(Recorded data)
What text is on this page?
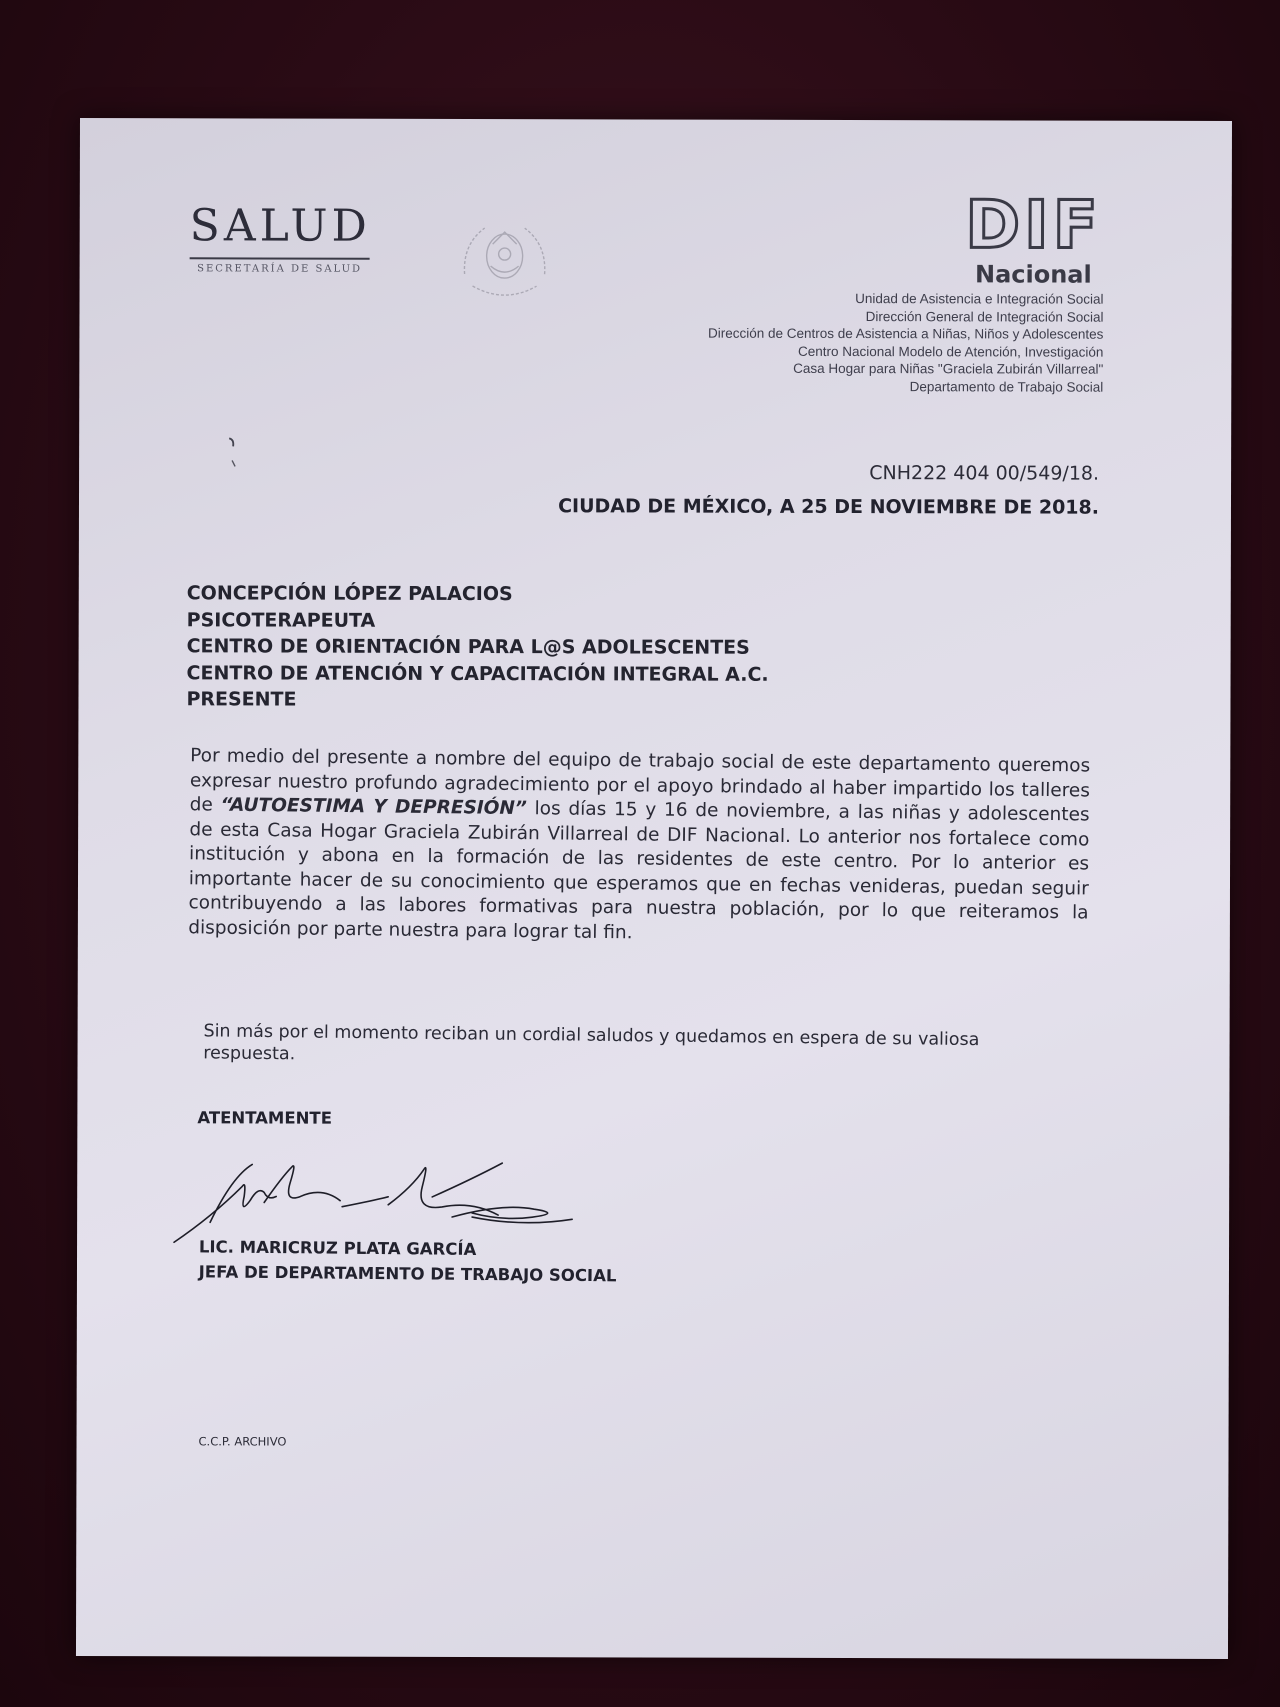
SALUD
SECRETARÍA DE SALUD
DIF
Nacional
Unidad de Asistencia e Integración Social
Dirección General de Integración Social
Dirección de Centros de Asistencia a Niñas, Niños y Adolescentes
Centro Nacional Modelo de Atención, Investigación
Casa Hogar para Niñas "Graciela Zubirán Villarreal"
Departamento de Trabajo Social
CNH222 404 00/549/18.
CIUDAD DE MÉXICO, A 25 DE NOVIEMBRE DE 2018.
CONCEPCIÓN LÓPEZ PALACIOS
PSICOTERAPEUTA
CENTRO DE ORIENTACIÓN PARA L@S ADOLESCENTES
CENTRO DE ATENCIÓN Y CAPACITACIÓN INTEGRAL A.C.
PRESENTE
Por medio del presente a nombre del equipo de trabajo social de este departamento queremos expresar nuestro profundo agradecimiento por el apoyo brindado al haber impartido los talleres de “AUTOESTIMA Y DEPRESIÓN” los días 15 y 16 de noviembre, a las niñas y adolescentes de esta Casa Hogar Graciela Zubirán Villarreal de DIF Nacional. Lo anterior nos fortalece como institución y abona en la formación de las residentes de este centro. Por lo anterior es importante hacer de su conocimiento que esperamos que en fechas venideras, puedan seguir contribuyendo a las labores formativas para nuestra población, por lo que reiteramos la disposición por parte nuestra para lograr tal fin.
Sin más por el momento reciban un cordial saludos y quedamos en espera de su valiosa respuesta.
ATENTAMENTE
LIC. MARICRUZ PLATA GARCÍA
JEFA DE DEPARTAMENTO DE TRABAJO SOCIAL
C.C.P. ARCHIVO
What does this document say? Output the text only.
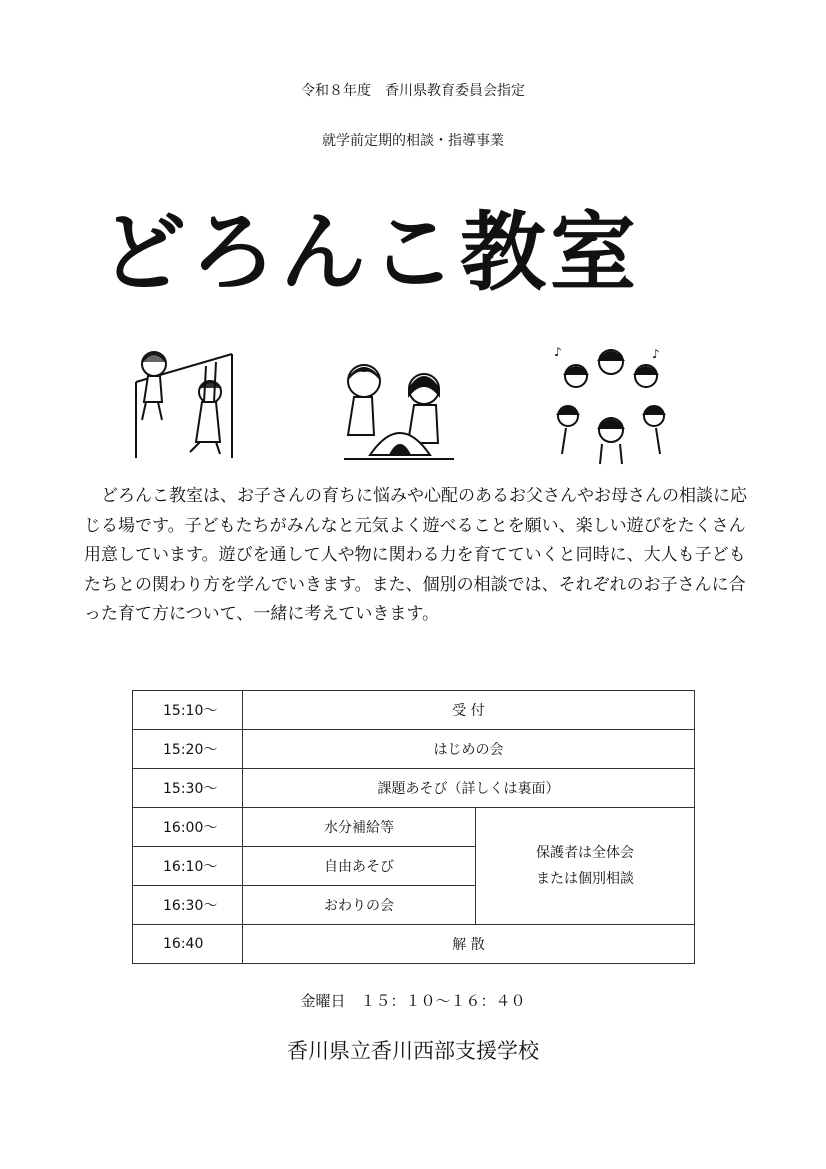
令和８年度　香川県教育委員会指定
就学前定期的相談・指導事業
どろんこ教室
♪	♪

どろんこ教室は、お子さんの育ちに悩みや心配のあるお父さんやお母さんの相談に応じる場です。子どもたちがみんなと元気よく遊べることを願い、楽しい遊びをたくさん用意しています。遊びを通して人や物に関わる力を育てていくと同時に、大人も子どもたちとの関わり方を学んでいきます。また、個別の相談では、それぞれのお子さんに合った育て方について、一緒に考えていきます。

15:10～	受 付	
15:20～	はじめの会	
15:30～	課題あそび（詳しくは裏面）	
16:00～	水分補給等	保護者は全体会
または個別相談

16:10～	自由あそび	
16:30～	おわりの会	
16:40	解 散	
金曜日　１５：１０～１６：４０
香川県立香川西部支援学校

*Written request*
All lines in the data that contain the word "Nacional" should be copied.

*Full answer*
Nacional
Centro Nacional Modelo de Atención, Investigación
Por medio del presente a nombre del equipo de trabajo social de este departamento queremos expresar nuestro profundo agradecimiento por el apoyo brindado al haber impartido los talleres de “AUTOESTIMA Y DEPRESIÓN” los días 15 y 16 de noviembre, a las niñas y adolescentes de esta Casa Hogar Graciela Zubirán Villarreal de DIF Nacional. Lo anterior nos fortalece como institución y abona en la formación de las residentes de este centro. Por lo anterior es importante hacer de su conocimiento que esperamos que en fechas venideras, puedan seguir contribuyendo a las labores formativas para nuestra población, por lo que reiteramos la disposición por parte nuestra para lograr tal fin.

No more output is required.